Lines of data
+ + + + + + +

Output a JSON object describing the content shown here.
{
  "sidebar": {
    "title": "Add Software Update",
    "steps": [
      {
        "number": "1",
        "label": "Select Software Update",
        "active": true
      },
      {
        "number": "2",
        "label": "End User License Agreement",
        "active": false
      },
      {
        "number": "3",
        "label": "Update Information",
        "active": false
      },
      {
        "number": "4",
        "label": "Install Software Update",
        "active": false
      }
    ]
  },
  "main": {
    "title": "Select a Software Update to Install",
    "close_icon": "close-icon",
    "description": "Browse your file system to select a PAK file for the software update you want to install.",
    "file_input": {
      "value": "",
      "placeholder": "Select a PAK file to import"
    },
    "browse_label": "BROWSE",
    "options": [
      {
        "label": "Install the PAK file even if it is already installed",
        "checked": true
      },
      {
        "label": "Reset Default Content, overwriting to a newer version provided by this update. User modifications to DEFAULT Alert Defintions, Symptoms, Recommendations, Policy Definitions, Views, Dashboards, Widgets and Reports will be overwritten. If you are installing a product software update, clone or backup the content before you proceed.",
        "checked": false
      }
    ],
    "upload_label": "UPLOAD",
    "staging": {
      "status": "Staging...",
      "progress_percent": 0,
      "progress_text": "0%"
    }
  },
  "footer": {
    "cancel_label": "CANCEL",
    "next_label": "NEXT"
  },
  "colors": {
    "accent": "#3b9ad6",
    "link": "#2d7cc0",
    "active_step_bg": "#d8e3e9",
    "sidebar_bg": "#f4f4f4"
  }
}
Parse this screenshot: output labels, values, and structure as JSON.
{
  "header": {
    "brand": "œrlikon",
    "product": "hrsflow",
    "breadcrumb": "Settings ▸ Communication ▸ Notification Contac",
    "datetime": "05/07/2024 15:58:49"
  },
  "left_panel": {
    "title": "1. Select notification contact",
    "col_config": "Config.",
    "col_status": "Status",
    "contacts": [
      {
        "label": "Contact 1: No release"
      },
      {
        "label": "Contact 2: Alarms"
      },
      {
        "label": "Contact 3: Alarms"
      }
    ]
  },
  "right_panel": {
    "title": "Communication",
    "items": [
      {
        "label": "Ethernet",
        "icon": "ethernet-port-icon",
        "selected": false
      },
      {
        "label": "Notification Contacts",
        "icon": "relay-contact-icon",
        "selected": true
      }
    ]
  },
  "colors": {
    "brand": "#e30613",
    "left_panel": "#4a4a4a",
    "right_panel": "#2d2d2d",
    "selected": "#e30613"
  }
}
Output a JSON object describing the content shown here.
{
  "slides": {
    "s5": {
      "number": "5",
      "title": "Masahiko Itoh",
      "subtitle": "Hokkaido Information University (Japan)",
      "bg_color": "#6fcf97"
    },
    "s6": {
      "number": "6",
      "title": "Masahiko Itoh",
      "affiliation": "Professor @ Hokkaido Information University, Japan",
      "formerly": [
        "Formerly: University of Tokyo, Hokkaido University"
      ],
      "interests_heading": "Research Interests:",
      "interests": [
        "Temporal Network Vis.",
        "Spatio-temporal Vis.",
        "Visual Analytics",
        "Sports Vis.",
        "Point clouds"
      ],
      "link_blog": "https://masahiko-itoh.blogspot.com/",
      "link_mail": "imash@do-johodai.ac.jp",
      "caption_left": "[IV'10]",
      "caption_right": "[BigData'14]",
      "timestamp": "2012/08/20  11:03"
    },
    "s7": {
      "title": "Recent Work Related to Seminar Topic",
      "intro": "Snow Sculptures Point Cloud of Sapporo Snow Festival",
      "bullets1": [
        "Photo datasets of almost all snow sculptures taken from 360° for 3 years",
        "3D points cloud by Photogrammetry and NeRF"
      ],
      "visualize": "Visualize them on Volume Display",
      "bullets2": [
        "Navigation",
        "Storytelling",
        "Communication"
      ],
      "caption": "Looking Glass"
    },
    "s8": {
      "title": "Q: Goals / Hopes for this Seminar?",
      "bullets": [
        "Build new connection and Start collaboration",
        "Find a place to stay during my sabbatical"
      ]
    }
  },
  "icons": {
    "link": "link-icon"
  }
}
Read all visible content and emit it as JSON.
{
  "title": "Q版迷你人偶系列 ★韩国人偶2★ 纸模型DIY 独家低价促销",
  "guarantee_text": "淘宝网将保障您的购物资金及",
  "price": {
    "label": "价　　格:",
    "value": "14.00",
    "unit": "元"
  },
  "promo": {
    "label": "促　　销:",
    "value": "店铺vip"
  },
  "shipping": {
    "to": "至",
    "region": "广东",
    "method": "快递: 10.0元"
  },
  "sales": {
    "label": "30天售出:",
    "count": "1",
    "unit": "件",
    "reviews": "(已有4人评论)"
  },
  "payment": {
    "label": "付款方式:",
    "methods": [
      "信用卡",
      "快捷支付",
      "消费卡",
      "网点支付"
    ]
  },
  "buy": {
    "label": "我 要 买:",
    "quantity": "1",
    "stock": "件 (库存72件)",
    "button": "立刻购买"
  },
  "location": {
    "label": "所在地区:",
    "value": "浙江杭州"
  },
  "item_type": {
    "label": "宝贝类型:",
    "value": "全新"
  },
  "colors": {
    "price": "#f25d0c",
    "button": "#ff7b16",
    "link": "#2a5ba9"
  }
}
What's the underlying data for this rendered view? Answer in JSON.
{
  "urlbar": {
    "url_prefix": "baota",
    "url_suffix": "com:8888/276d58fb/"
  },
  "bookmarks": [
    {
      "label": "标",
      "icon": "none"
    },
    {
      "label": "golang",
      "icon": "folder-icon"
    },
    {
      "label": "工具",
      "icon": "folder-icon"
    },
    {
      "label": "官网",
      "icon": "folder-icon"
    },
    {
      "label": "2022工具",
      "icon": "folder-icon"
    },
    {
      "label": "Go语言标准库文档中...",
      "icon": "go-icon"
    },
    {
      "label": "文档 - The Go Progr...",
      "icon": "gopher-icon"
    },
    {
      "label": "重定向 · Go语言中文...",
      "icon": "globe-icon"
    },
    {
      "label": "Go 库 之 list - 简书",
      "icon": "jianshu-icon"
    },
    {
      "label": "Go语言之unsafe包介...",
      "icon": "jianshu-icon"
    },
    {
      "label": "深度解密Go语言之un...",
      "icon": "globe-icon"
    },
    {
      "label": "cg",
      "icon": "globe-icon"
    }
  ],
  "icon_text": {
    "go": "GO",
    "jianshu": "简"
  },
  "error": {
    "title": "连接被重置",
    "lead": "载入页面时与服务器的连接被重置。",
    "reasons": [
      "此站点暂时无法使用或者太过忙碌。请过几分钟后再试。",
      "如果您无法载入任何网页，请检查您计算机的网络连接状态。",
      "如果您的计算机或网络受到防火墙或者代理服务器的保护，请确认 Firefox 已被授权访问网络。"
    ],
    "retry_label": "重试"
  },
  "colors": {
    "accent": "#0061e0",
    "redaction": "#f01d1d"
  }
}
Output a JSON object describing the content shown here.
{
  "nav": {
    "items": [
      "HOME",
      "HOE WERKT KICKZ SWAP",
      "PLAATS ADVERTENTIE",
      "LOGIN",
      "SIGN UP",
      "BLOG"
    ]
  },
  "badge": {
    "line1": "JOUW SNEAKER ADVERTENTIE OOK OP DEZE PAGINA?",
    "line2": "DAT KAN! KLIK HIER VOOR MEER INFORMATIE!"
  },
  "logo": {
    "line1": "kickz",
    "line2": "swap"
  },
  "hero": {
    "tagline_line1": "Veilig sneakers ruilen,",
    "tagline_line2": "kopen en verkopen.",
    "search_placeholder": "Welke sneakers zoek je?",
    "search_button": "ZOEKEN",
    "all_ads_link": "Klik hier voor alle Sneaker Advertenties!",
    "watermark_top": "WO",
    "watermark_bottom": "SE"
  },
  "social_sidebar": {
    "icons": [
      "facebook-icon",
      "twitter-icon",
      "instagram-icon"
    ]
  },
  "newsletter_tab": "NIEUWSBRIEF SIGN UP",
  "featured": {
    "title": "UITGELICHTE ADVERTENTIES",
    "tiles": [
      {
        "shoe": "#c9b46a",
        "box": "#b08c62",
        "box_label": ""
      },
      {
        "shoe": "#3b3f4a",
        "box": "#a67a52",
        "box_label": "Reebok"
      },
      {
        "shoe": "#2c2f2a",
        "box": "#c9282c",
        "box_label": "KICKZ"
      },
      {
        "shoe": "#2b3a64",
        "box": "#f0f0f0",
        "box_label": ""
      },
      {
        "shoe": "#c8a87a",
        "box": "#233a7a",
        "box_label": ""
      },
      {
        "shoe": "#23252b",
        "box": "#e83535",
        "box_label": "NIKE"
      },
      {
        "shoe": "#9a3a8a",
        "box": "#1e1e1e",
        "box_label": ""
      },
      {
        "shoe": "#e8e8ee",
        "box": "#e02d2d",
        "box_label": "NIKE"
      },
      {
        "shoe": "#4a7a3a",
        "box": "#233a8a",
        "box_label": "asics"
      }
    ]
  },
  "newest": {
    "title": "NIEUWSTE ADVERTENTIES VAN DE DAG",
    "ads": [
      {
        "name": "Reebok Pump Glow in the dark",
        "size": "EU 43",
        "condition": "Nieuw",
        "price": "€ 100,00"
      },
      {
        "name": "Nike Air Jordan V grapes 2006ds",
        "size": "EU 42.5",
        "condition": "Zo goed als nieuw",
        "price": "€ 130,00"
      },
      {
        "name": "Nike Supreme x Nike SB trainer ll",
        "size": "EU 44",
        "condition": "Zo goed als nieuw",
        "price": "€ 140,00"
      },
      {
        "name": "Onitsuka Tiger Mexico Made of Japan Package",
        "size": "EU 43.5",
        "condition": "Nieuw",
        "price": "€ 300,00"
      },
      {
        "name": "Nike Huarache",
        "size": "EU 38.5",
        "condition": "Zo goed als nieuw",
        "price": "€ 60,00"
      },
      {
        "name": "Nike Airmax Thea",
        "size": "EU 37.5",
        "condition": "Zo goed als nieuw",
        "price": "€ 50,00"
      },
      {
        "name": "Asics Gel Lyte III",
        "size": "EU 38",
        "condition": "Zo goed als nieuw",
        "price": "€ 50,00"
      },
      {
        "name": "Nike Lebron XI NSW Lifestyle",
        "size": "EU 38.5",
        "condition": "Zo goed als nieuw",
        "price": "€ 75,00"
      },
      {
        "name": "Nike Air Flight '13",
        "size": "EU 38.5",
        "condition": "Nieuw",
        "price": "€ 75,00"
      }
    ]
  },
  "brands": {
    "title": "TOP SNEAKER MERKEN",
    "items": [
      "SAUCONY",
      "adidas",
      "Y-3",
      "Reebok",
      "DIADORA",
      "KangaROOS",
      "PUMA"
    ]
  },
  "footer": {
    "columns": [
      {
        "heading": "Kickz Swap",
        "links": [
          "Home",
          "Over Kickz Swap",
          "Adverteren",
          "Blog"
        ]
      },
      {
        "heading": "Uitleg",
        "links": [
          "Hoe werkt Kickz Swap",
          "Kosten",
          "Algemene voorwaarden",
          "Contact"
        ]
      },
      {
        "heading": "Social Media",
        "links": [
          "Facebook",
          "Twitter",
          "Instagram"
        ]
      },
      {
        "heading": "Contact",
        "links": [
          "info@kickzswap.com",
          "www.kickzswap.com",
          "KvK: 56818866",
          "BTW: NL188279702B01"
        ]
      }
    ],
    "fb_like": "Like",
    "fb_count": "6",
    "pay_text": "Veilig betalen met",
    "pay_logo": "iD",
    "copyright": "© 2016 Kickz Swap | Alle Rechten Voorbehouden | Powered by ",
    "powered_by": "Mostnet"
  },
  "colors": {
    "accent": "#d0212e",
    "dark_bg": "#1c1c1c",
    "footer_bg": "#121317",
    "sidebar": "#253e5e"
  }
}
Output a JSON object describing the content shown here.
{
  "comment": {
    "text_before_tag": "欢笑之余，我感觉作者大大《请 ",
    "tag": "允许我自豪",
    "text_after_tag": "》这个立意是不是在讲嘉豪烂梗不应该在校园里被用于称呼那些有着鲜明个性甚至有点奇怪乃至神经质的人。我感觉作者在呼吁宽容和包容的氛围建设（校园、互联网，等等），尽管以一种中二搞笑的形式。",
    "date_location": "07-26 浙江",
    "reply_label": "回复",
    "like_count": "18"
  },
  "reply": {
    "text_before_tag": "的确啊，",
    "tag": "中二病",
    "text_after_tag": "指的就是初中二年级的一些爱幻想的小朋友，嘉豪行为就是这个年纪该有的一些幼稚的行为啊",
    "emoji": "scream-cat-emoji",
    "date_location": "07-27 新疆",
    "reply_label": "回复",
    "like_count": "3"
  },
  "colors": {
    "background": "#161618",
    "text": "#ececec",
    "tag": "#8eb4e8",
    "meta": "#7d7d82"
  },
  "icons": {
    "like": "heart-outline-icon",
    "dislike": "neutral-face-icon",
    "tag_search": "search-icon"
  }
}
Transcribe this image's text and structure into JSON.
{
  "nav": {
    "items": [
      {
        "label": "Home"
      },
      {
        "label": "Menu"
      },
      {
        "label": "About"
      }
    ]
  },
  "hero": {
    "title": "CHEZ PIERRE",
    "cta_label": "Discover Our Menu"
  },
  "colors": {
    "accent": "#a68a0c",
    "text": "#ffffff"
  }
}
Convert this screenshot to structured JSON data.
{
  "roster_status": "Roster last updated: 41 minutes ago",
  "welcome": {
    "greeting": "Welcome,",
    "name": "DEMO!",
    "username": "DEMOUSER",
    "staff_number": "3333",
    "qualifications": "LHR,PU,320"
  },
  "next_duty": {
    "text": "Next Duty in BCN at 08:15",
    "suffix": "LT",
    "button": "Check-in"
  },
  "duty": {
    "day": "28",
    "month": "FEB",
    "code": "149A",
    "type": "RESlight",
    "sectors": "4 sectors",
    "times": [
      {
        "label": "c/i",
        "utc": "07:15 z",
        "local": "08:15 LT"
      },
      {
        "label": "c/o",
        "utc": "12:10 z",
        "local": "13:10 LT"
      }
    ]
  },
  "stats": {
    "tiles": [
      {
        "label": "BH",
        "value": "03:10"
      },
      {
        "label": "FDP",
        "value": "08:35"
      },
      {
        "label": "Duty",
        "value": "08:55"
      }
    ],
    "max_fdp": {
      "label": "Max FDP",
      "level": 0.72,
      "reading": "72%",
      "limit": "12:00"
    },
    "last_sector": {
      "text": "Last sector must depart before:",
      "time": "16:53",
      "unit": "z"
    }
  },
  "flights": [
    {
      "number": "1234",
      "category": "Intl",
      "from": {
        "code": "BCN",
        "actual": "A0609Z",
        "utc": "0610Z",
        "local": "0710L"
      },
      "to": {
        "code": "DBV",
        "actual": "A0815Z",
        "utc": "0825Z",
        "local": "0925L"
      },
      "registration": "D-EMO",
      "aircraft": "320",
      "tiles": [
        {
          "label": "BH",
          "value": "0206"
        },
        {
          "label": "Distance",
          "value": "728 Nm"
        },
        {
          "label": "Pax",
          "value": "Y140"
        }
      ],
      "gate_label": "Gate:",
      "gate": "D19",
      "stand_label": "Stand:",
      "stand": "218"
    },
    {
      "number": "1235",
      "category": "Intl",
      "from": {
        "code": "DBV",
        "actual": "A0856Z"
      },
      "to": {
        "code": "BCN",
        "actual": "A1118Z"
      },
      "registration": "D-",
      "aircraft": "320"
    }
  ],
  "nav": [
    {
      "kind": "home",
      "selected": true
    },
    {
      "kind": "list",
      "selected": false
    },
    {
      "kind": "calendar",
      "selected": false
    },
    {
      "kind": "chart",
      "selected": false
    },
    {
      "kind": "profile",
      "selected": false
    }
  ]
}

+ + + + + + +

• WHAT YOU ARE ASKED TO DO: Read the entries above, then pull out the lines that include "Communication".

• OUTPUT FOR THIS EXERCISE:
    "breadcrumb": "Settings ▸ Communication ▸ Notification Contac",
    "title": "Communication",
        "Communication"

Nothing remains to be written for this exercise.